_REQUIREMENT_
Set the following entries down again exactly, line by line.

BEGIN GIVEN DATA

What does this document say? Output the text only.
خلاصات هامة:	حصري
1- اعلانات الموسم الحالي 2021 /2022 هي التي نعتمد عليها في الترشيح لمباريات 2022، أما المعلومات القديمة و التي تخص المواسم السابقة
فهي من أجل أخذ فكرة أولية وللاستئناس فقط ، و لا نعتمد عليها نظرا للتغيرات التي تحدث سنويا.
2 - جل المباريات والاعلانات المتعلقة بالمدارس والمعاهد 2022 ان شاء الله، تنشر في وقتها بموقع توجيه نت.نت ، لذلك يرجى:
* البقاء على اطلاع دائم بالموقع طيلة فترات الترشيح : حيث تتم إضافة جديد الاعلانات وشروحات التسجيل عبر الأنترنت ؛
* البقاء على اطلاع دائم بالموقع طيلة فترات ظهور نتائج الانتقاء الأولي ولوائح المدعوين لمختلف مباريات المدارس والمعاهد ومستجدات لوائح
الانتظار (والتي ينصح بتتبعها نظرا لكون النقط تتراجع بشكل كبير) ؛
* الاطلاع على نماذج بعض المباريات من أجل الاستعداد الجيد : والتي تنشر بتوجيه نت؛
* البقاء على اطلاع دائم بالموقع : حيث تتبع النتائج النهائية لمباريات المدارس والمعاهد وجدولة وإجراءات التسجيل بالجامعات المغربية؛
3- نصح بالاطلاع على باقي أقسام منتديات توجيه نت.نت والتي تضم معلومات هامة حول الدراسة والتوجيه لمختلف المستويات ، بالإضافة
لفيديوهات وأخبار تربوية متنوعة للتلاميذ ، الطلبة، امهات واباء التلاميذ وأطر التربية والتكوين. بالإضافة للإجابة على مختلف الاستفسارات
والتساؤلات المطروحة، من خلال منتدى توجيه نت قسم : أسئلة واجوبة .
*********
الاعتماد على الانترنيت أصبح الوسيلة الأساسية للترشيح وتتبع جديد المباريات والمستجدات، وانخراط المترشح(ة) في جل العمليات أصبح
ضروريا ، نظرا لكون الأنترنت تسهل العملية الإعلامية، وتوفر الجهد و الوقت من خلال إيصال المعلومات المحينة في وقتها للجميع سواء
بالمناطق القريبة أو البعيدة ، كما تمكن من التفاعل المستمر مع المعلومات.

END GIVEN DATA

_THE COMPLETED TASK_
What does this document say? Output the text only.
خلاصات هامة:	حصري
1- اعلانات الموسم الحالي 2021 /2022 هي التي نعتمد عليها في الترشيح لمباريات 2022، أما المعلومات القديمة و التي تخص المواسم السابقة
فهي من أجل أخذ فكرة أولية وللاستئناس فقط ، و لا نعتمد عليها نظرا للتغيرات التي تحدث سنويا.
2 - جل المباريات والاعلانات المتعلقة بالمدارس والمعاهد 2022 ان شاء الله، تنشر في وقتها بموقع توجيه نت.نت ، لذلك يرجى:
* البقاء على اطلاع دائم بالموقع طيلة فترات الترشيح : حيث تتم إضافة جديد الاعلانات وشروحات التسجيل عبر الأنترنت ؛
* البقاء على اطلاع دائم بالموقع طيلة فترات ظهور نتائج الانتقاء الأولي ولوائح المدعوين لمختلف مباريات المدارس والمعاهد ومستجدات لوائح
الانتظار (والتي ينصح بتتبعها نظرا لكون النقط تتراجع بشكل كبير) ؛
* الاطلاع على نماذج بعض المباريات من أجل الاستعداد الجيد : والتي تنشر بتوجيه نت؛
* البقاء على اطلاع دائم بالموقع : حيث تتبع النتائج النهائية لمباريات المدارس والمعاهد وجدولة وإجراءات التسجيل بالجامعات المغربية؛
3- نصح بالاطلاع على باقي أقسام منتديات توجيه نت.نت والتي تضم معلومات هامة حول الدراسة والتوجيه لمختلف المستويات ، بالإضافة
لفيديوهات وأخبار تربوية متنوعة للتلاميذ ، الطلبة، امهات واباء التلاميذ وأطر التربية والتكوين. بالإضافة للإجابة على مختلف الاستفسارات
والتساؤلات المطروحة، من خلال منتدى توجيه نت قسم : أسئلة واجوبة .
*********
الاعتماد على الانترنيت أصبح الوسيلة الأساسية للترشيح وتتبع جديد المباريات والمستجدات، وانخراط المترشح(ة) في جل العمليات أصبح
ضروريا ، نظرا لكون الأنترنت تسهل العملية الإعلامية، وتوفر الجهد و الوقت من خلال إيصال المعلومات المحينة في وقتها للجميع سواء
بالمناطق القريبة أو البعيدة ، كما تمكن من التفاعل المستمر مع المعلومات.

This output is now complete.